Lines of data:
▽
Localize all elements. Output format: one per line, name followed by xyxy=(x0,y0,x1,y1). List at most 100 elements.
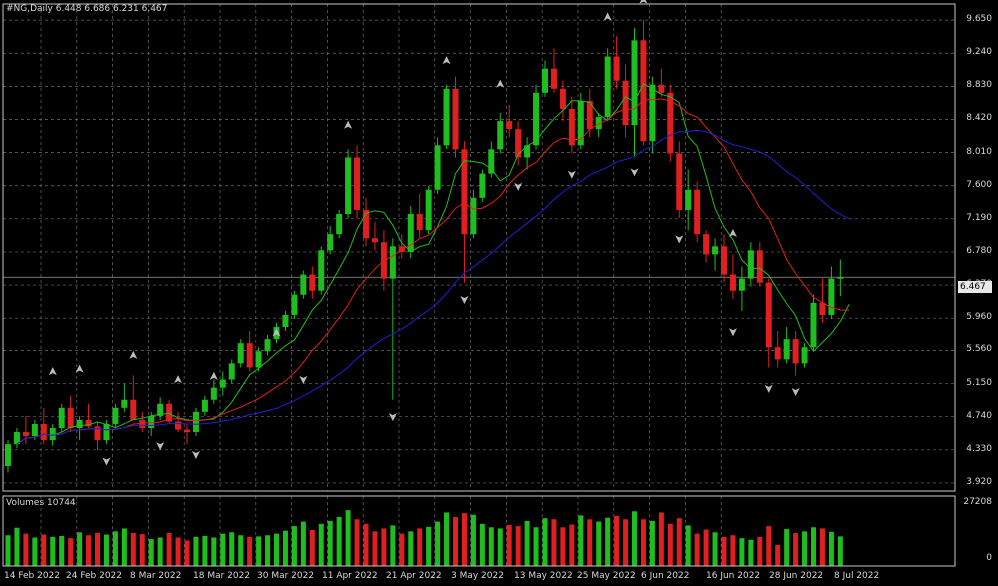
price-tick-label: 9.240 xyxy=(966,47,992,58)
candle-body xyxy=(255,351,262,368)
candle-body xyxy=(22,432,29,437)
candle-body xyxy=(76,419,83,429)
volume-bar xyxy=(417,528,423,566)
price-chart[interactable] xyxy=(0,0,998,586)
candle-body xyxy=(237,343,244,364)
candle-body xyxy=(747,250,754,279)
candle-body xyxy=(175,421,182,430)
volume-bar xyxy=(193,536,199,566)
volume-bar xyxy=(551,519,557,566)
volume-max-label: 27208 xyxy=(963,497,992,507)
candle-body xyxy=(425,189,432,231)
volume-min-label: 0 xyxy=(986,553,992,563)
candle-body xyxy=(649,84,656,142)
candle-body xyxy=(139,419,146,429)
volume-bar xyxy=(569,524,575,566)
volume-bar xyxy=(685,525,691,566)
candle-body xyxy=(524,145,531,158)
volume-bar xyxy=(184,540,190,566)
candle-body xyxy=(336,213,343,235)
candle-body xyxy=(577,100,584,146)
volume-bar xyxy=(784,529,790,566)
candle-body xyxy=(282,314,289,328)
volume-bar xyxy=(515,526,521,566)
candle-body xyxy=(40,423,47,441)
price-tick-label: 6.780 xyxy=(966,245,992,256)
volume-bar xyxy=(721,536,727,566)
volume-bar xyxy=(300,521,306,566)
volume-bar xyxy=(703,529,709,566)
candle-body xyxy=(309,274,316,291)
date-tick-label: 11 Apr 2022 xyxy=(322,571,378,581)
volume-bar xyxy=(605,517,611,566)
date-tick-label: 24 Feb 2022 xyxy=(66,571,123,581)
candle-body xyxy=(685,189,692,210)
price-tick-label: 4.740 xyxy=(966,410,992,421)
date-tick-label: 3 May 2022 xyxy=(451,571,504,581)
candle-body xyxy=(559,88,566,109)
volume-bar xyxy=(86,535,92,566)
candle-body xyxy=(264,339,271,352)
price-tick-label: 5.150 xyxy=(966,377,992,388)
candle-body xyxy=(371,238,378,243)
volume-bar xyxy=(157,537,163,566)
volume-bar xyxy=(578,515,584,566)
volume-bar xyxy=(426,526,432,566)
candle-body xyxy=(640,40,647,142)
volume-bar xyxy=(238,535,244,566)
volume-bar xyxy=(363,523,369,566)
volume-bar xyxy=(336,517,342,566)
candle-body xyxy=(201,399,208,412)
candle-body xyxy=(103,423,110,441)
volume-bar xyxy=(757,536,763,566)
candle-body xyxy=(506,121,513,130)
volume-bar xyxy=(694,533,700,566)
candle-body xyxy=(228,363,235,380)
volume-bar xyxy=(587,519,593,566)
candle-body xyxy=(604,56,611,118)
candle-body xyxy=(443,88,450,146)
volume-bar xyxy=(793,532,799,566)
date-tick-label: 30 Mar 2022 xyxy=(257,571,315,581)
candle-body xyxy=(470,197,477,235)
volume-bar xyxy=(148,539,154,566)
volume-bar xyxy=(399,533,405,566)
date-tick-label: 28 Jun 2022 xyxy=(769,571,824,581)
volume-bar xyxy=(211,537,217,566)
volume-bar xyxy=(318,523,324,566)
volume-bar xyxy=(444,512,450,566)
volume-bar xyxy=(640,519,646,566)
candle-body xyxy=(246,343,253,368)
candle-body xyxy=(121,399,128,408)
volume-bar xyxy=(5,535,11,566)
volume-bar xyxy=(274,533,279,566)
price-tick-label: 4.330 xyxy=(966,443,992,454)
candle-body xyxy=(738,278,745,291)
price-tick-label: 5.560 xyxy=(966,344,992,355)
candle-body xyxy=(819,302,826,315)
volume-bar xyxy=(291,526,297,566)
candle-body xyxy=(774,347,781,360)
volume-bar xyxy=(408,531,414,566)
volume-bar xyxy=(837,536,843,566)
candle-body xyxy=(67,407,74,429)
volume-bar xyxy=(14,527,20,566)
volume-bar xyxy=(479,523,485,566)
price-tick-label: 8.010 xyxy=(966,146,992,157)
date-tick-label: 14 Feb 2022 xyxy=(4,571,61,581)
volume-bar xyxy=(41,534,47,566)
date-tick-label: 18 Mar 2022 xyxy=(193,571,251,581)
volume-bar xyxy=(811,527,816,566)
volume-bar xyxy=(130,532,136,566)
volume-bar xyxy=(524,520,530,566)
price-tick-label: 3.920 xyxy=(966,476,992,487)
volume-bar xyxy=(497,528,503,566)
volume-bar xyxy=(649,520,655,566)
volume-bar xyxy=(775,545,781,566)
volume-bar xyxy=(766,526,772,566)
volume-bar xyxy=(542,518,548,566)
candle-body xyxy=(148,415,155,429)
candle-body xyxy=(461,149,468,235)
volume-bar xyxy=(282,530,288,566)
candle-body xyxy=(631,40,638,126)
△
▽
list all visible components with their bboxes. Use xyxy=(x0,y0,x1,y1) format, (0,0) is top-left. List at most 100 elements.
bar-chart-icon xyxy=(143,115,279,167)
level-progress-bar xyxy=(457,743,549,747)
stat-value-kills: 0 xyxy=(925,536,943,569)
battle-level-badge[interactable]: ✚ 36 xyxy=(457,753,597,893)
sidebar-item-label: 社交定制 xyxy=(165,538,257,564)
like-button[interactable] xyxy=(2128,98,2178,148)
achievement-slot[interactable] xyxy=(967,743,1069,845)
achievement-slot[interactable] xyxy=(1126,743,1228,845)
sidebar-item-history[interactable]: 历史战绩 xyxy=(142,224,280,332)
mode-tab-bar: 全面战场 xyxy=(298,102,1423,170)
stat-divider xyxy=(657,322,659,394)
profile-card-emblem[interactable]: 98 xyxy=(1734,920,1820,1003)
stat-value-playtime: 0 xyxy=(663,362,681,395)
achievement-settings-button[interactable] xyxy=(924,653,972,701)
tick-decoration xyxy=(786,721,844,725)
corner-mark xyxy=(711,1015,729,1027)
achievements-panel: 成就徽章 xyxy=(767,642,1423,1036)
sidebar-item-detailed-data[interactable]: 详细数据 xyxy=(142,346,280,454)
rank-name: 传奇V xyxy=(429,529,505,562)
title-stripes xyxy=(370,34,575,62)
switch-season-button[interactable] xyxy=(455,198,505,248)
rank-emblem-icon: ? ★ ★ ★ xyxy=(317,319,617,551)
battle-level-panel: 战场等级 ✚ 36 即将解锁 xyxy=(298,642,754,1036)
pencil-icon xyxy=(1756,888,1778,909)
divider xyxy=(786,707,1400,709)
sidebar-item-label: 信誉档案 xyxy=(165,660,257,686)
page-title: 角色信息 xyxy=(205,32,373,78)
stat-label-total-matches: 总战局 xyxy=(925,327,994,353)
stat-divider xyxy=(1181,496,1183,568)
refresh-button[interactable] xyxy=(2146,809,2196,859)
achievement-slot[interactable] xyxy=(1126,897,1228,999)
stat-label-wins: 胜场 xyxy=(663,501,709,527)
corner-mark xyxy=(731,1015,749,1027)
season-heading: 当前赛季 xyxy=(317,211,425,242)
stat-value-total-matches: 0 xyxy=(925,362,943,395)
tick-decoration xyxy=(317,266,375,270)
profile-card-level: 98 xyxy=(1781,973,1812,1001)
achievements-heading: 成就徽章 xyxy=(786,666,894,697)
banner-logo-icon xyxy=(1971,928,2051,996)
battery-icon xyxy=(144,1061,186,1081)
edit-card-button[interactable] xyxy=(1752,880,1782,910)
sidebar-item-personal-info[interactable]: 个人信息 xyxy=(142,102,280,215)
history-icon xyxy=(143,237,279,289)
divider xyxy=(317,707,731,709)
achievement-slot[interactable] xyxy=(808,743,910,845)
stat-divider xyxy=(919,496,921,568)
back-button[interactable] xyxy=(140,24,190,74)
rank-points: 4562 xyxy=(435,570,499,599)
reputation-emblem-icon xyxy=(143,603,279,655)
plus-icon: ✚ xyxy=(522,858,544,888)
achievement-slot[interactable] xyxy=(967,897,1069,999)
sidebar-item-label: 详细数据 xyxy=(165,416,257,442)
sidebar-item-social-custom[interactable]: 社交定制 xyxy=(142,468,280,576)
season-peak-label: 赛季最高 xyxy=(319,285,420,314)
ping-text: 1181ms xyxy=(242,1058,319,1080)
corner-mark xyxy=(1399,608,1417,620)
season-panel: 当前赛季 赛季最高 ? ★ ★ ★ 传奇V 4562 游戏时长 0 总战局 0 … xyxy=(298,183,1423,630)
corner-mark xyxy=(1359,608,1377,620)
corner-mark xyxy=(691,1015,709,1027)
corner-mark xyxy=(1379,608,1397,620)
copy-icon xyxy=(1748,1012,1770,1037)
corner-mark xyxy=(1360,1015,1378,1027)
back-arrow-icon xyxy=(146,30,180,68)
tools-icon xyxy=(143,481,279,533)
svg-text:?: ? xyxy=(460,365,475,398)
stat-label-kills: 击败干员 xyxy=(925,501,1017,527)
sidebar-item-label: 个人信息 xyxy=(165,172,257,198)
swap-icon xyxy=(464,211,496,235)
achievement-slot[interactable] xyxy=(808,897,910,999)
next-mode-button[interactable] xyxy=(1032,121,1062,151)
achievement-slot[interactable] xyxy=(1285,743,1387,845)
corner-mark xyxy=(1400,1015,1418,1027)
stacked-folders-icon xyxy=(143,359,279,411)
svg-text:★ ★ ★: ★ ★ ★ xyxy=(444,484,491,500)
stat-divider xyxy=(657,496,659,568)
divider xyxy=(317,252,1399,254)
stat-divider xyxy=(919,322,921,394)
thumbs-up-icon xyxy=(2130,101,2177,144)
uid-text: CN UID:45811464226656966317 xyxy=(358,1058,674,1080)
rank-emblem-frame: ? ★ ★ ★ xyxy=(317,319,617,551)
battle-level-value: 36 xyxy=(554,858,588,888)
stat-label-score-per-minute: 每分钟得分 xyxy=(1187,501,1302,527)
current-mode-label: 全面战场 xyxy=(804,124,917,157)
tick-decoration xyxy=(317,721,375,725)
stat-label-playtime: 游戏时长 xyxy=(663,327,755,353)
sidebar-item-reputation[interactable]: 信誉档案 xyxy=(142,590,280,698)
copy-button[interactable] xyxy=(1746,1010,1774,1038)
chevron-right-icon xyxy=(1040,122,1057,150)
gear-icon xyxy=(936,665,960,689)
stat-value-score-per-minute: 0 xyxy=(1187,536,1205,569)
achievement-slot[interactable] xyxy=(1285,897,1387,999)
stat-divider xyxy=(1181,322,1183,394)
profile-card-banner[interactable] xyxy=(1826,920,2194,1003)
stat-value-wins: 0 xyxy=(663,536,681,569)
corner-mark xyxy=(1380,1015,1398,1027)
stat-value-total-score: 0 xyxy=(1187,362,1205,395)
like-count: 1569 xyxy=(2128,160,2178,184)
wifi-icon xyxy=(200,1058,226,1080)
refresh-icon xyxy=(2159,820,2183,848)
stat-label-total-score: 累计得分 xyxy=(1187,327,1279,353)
△
Copy the listing verbatim from the line containing "list all visible" up to and including the line containing "battle-level-badge[interactable]: ✚ 36".

list all visible components with their bboxes. Use xyxy=(x0,y0,x1,y1) format, (0,0) is top-left. List at most 100 elements.
bar-chart-icon xyxy=(143,115,279,167)
level-progress-bar xyxy=(457,743,549,747)
stat-value-kills: 0 xyxy=(925,536,943,569)
battle-level-badge[interactable]: ✚ 36 xyxy=(457,753,597,893)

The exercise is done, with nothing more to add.